Task brief |
State how many lines in the listing below include the word "либо", and add nothing besides the number.

Information supplied |
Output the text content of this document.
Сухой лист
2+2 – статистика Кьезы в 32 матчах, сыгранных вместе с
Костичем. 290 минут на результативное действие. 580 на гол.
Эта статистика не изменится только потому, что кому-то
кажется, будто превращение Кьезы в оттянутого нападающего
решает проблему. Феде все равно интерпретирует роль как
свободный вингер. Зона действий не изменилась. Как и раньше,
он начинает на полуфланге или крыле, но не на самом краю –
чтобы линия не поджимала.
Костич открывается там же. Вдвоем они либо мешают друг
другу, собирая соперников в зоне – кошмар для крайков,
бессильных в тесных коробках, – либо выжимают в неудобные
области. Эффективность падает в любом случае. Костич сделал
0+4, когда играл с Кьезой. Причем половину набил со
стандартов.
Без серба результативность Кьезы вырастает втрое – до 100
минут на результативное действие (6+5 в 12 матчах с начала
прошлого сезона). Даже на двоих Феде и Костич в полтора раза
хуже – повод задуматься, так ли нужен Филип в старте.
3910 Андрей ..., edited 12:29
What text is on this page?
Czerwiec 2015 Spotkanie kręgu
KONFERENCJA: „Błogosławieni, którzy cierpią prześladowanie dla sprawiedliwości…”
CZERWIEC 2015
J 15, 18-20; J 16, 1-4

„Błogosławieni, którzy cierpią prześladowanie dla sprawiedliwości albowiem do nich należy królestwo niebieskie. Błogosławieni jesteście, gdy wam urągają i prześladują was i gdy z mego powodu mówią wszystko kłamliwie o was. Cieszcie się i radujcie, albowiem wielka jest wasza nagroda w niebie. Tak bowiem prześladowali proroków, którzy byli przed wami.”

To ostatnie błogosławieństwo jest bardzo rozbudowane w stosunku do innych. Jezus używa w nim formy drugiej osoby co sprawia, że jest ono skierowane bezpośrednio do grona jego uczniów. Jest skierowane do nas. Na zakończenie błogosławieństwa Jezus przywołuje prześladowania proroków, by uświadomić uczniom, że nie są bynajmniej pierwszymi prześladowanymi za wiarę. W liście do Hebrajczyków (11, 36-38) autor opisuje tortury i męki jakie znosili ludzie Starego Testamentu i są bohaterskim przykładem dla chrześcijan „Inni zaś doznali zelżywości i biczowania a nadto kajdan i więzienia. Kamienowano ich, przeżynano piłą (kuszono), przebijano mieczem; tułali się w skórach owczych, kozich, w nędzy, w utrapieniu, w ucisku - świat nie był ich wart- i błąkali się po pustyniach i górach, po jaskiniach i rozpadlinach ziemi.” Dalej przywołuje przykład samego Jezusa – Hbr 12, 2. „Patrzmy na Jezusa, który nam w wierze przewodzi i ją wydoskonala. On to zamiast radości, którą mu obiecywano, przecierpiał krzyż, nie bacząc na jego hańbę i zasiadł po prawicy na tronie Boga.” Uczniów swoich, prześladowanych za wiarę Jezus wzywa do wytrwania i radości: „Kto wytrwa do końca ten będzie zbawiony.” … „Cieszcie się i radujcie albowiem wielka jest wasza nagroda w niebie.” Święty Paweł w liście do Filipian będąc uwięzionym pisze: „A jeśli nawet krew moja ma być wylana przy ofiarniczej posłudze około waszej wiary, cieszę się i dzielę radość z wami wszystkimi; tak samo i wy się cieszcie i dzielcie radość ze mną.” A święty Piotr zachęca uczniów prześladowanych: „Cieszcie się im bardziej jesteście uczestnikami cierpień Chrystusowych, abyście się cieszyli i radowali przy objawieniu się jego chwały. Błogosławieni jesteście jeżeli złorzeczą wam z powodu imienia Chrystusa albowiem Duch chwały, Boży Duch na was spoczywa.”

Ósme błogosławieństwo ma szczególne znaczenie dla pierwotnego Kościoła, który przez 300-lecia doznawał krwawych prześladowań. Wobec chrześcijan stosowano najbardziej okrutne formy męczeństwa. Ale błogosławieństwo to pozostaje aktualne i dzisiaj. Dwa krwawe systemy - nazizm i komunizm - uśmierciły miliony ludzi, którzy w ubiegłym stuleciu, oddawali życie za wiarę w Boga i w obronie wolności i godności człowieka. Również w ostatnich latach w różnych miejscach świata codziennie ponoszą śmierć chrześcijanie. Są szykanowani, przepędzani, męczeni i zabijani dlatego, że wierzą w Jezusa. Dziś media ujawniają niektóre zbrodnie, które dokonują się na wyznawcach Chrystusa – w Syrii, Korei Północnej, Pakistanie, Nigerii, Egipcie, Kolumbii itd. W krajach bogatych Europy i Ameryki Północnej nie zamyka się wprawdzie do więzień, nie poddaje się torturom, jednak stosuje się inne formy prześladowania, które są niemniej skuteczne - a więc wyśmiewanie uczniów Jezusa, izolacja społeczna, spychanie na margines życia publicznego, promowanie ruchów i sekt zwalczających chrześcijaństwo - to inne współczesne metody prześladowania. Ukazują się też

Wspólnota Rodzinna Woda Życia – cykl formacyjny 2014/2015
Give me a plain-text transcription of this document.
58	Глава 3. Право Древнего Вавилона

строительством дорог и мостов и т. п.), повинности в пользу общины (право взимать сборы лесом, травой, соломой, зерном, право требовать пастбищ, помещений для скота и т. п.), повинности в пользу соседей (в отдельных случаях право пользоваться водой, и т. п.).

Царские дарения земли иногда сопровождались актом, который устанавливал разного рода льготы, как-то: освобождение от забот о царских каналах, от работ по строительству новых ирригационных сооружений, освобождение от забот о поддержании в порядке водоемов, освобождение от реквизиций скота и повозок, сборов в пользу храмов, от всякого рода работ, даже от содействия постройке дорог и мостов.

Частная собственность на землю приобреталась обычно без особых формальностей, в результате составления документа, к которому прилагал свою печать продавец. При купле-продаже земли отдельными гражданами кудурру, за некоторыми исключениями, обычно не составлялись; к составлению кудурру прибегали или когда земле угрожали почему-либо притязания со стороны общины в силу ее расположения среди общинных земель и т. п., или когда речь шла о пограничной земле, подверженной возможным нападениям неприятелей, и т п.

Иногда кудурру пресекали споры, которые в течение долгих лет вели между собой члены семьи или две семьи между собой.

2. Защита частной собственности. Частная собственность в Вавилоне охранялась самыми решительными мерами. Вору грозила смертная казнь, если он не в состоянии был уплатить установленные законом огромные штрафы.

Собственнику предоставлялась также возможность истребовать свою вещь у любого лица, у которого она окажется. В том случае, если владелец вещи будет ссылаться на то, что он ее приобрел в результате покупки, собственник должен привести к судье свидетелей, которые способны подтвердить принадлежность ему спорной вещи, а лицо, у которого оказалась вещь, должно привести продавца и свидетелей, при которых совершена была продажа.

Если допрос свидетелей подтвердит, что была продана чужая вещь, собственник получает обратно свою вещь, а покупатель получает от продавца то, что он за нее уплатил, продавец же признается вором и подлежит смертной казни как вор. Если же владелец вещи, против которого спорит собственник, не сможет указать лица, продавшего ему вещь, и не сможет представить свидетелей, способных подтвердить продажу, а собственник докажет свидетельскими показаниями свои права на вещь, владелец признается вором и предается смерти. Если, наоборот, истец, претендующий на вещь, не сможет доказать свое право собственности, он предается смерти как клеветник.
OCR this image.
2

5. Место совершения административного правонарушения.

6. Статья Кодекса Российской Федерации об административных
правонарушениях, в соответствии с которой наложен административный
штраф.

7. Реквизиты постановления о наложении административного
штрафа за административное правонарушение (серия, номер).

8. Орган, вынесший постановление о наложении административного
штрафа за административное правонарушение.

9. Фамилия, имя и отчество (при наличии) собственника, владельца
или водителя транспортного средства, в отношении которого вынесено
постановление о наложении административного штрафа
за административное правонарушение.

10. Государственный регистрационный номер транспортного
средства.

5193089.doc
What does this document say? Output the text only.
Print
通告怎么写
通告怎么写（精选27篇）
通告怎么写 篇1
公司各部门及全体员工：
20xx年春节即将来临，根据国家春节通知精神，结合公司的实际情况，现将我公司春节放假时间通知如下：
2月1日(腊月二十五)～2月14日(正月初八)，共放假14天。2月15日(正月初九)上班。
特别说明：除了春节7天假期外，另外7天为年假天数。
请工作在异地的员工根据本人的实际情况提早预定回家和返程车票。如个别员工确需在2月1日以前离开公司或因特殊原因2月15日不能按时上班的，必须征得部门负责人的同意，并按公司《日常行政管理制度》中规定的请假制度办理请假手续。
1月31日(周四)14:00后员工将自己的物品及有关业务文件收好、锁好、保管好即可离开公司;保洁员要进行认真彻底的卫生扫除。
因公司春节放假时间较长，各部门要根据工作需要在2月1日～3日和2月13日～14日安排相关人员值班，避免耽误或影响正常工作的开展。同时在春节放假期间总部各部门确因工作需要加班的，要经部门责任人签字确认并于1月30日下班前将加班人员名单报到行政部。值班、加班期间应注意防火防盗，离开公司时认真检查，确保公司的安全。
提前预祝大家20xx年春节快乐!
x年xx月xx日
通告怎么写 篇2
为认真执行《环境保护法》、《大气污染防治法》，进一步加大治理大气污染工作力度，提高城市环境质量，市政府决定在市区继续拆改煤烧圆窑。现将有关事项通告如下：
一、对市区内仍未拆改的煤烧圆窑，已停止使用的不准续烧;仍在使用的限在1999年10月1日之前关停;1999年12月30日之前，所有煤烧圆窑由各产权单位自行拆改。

Expected answer |
3